**The exercise:**
Work out how many lines in the entries below include the word "Credit". Give nothing but the number.

**Rows:**
-------

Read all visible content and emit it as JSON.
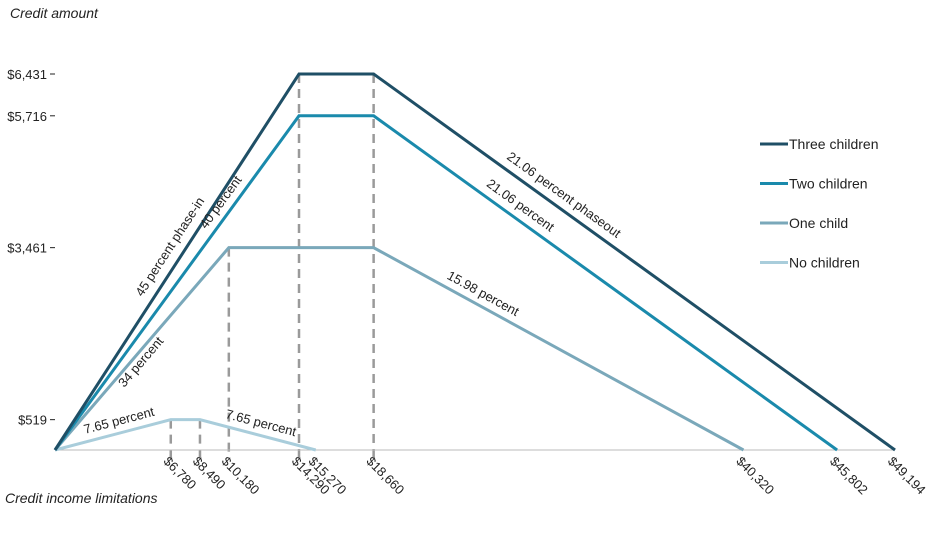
{
  "chart_data": {
    "type": "line",
    "ylabel": "Credit amount",
    "xlabel": "Credit income limitations",
    "x_ticks": [
      {
        "value": 6780,
        "label": "$6,780"
      },
      {
        "value": 8490,
        "label": "$8,490"
      },
      {
        "value": 10180,
        "label": "$10,180"
      },
      {
        "value": 14290,
        "label": "$14,290"
      },
      {
        "value": 15270,
        "label": "$15,270"
      },
      {
        "value": 18660,
        "label": "$18,660"
      },
      {
        "value": 40320,
        "label": "$40,320"
      },
      {
        "value": 45802,
        "label": "$45,802"
      },
      {
        "value": 49194,
        "label": "$49,194"
      }
    ],
    "y_ticks": [
      {
        "value": 519,
        "label": "$519"
      },
      {
        "value": 3461,
        "label": "$3,461"
      },
      {
        "value": 5716,
        "label": "$5,716"
      },
      {
        "value": 6431,
        "label": "$6,431"
      }
    ],
    "xlim": [
      0,
      49194
    ],
    "ylim": [
      0,
      6431
    ],
    "legend_position": "right",
    "series": [
      {
        "name": "Three children",
        "color": "#1f4f66",
        "points": [
          [
            0,
            0
          ],
          [
            14290,
            6431
          ],
          [
            18660,
            6431
          ],
          [
            49194,
            0
          ]
        ]
      },
      {
        "name": "Two children",
        "color": "#1a8aac",
        "points": [
          [
            0,
            0
          ],
          [
            14290,
            5716
          ],
          [
            18660,
            5716
          ],
          [
            45802,
            0
          ]
        ]
      },
      {
        "name": "One child",
        "color": "#7aa8ba",
        "points": [
          [
            0,
            0
          ],
          [
            10180,
            3461
          ],
          [
            18660,
            3461
          ],
          [
            40320,
            0
          ]
        ]
      },
      {
        "name": "No children",
        "color": "#a9cddb",
        "points": [
          [
            0,
            0
          ],
          [
            6780,
            519
          ],
          [
            8490,
            519
          ],
          [
            15270,
            0
          ]
        ]
      }
    ],
    "dashed_markers": [
      {
        "x": 6780,
        "y": 519
      },
      {
        "x": 8490,
        "y": 519
      },
      {
        "x": 10180,
        "y": 3461
      },
      {
        "x": 14290,
        "y": 6431
      },
      {
        "x": 18660,
        "y": 6431
      }
    ],
    "annotations": [
      {
        "text": "45 percent phase-in",
        "series": 0,
        "segment": 0
      },
      {
        "text": "40 percent",
        "series": 1,
        "segment": 0
      },
      {
        "text": "34 percent",
        "series": 2,
        "segment": 0
      },
      {
        "text": "7.65 percent",
        "series": 3,
        "segment": 0
      },
      {
        "text": "21.06 percent phaseout",
        "series": 0,
        "segment": 2
      },
      {
        "text": "21.06 percent",
        "series": 1,
        "segment": 2
      },
      {
        "text": "15.98 percent",
        "series": 2,
        "segment": 2
      },
      {
        "text": "7.65 percent",
        "series": 3,
        "segment": 2
      }
    ]
  }
}
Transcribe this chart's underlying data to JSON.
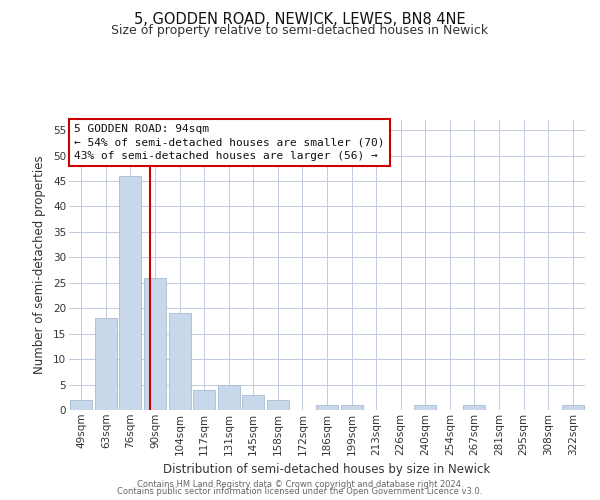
{
  "title": "5, GODDEN ROAD, NEWICK, LEWES, BN8 4NE",
  "subtitle": "Size of property relative to semi-detached houses in Newick",
  "xlabel": "Distribution of semi-detached houses by size in Newick",
  "ylabel": "Number of semi-detached properties",
  "bin_labels": [
    "49sqm",
    "63sqm",
    "76sqm",
    "90sqm",
    "104sqm",
    "117sqm",
    "131sqm",
    "145sqm",
    "158sqm",
    "172sqm",
    "186sqm",
    "199sqm",
    "213sqm",
    "226sqm",
    "240sqm",
    "254sqm",
    "267sqm",
    "281sqm",
    "295sqm",
    "308sqm",
    "322sqm"
  ],
  "bar_values": [
    2,
    18,
    46,
    26,
    19,
    4,
    5,
    3,
    2,
    0,
    1,
    1,
    0,
    0,
    1,
    0,
    1,
    0,
    0,
    0,
    1
  ],
  "bar_color": "#c8d8ea",
  "bar_edgecolor": "#a8bcd0",
  "vline_color": "#cc0000",
  "vline_pos": 2.78,
  "ylim": [
    0,
    57
  ],
  "yticks": [
    0,
    5,
    10,
    15,
    20,
    25,
    30,
    35,
    40,
    45,
    50,
    55
  ],
  "annotation_title": "5 GODDEN ROAD: 94sqm",
  "annotation_line1": "← 54% of semi-detached houses are smaller (70)",
  "annotation_line2": "43% of semi-detached houses are larger (56) →",
  "annotation_box_color": "#ffffff",
  "annotation_box_edgecolor": "#cc0000",
  "footer_line1": "Contains HM Land Registry data © Crown copyright and database right 2024.",
  "footer_line2": "Contains public sector information licensed under the Open Government Licence v3.0.",
  "bg_color": "#ffffff",
  "grid_color": "#c0ccdd",
  "title_fontsize": 10.5,
  "subtitle_fontsize": 9,
  "axis_label_fontsize": 8.5,
  "tick_fontsize": 7.5,
  "annotation_fontsize": 8,
  "footer_fontsize": 6
}
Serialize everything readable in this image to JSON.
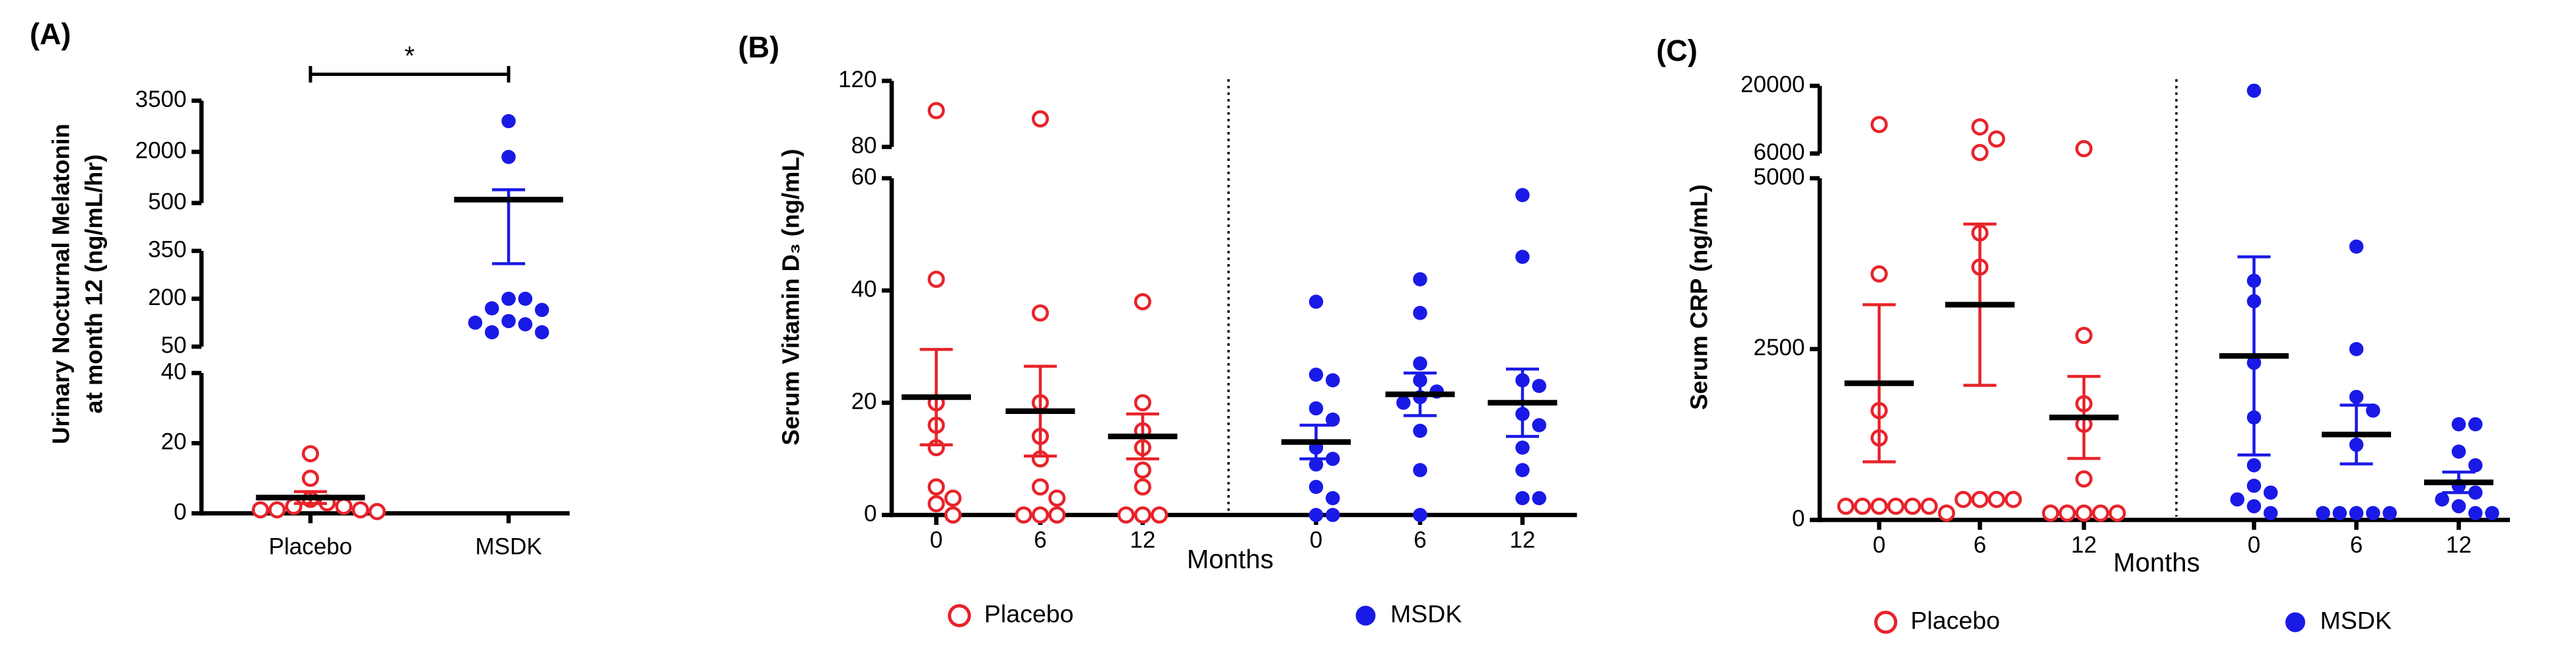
{
  "chart_data": [
    {
      "type": "dot",
      "label": "(A)",
      "ylabel": [
        "Urinary Nocturnal Melatonin",
        "at month 12 (ng/mL/hr)"
      ],
      "axis_segments": [
        {
          "ylim": [
            0,
            40
          ],
          "yticks": [
            0,
            20,
            40
          ]
        },
        {
          "ylim": [
            50,
            350
          ],
          "yticks": [
            50,
            200,
            350
          ]
        },
        {
          "ylim": [
            500,
            3500
          ],
          "yticks": [
            500,
            2000,
            3500
          ]
        }
      ],
      "categories": [
        "Placebo",
        "MSDK"
      ],
      "significance": "*",
      "series": [
        {
          "color": "#e8232a",
          "filled": false,
          "points": [
            [
              17,
              10,
              4,
              3,
              2,
              2,
              1,
              1,
              1,
              0.5
            ]
          ],
          "mean": [
            4.5
          ],
          "sem": [
            1.7
          ]
        },
        {
          "color": "#1a1ae6",
          "filled": true,
          "points": [
            [
              2900,
              1850,
              200,
              200,
              170,
              165,
              130,
              120,
              125,
              95,
              95
            ]
          ],
          "mean": [
            600
          ],
          "sem": [
            290
          ]
        }
      ]
    },
    {
      "type": "dot",
      "label": "(B)",
      "ylabel": [
        "Serum Vitamin D₃ (ng/mL)"
      ],
      "axis_segments": [
        {
          "ylim": [
            0,
            60
          ],
          "yticks": [
            0,
            20,
            40,
            60
          ]
        },
        {
          "ylim": [
            80,
            120
          ],
          "yticks": [
            80,
            120
          ]
        }
      ],
      "categories": [
        "0",
        "6",
        "12"
      ],
      "xlabel": "Months",
      "series": [
        {
          "name": "Placebo",
          "color": "#e8232a",
          "filled": false,
          "points": [
            [
              102,
              42,
              20,
              16,
              12,
              5,
              3,
              2,
              0
            ],
            [
              97,
              36,
              20,
              14,
              10,
              5,
              3,
              0,
              0,
              0
            ],
            [
              38,
              20,
              15,
              12,
              8,
              5,
              0,
              0,
              0
            ]
          ],
          "mean": [
            21,
            18.5,
            14
          ],
          "sem": [
            8.5,
            8,
            4
          ]
        },
        {
          "name": "MSDK",
          "color": "#1a1ae6",
          "filled": true,
          "points": [
            [
              38,
              25,
              24,
              19,
              17,
              12,
              10,
              9,
              5,
              3,
              0,
              0
            ],
            [
              42,
              36,
              27,
              24,
              22,
              21,
              20,
              15,
              8,
              0
            ],
            [
              57,
              46,
              24,
              23,
              18,
              16,
              12,
              8,
              3,
              3
            ]
          ],
          "mean": [
            13,
            21.5,
            20
          ],
          "sem": [
            3,
            3.8,
            6
          ]
        }
      ]
    },
    {
      "type": "dot",
      "label": "(C)",
      "ylabel": [
        "Serum CRP (ng/mL)"
      ],
      "axis_segments": [
        {
          "ylim": [
            0,
            5000
          ],
          "yticks": [
            0,
            2500,
            5000
          ]
        },
        {
          "ylim": [
            6000,
            20000
          ],
          "yticks": [
            6000,
            20000
          ]
        }
      ],
      "categories": [
        "0",
        "6",
        "12"
      ],
      "xlabel": "Months",
      "series": [
        {
          "name": "Placebo",
          "color": "#e8232a",
          "filled": false,
          "points": [
            [
              12000,
              3600,
              1600,
              1200,
              200,
              200,
              200,
              200,
              200,
              200
            ],
            [
              11500,
              9000,
              6200,
              4200,
              3700,
              300,
              300,
              300,
              300,
              100
            ],
            [
              7000,
              2700,
              1700,
              1400,
              600,
              100,
              100,
              100,
              100,
              100
            ]
          ],
          "mean": [
            2000,
            3150,
            1500
          ],
          "sem": [
            1150,
            1180,
            600
          ]
        },
        {
          "name": "MSDK",
          "color": "#1a1ae6",
          "filled": true,
          "points": [
            [
              19000,
              3500,
              3200,
              2300,
              1500,
              800,
              500,
              400,
              300,
              200,
              100
            ],
            [
              4000,
              2500,
              1800,
              1600,
              1100,
              100,
              100,
              100,
              100,
              100
            ],
            [
              1400,
              1400,
              1000,
              800,
              500,
              400,
              300,
              200,
              100,
              100
            ]
          ],
          "mean": [
            2400,
            1250,
            550
          ],
          "sem": [
            1450,
            430,
            150
          ]
        }
      ]
    }
  ]
}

-------

**Final result:**
2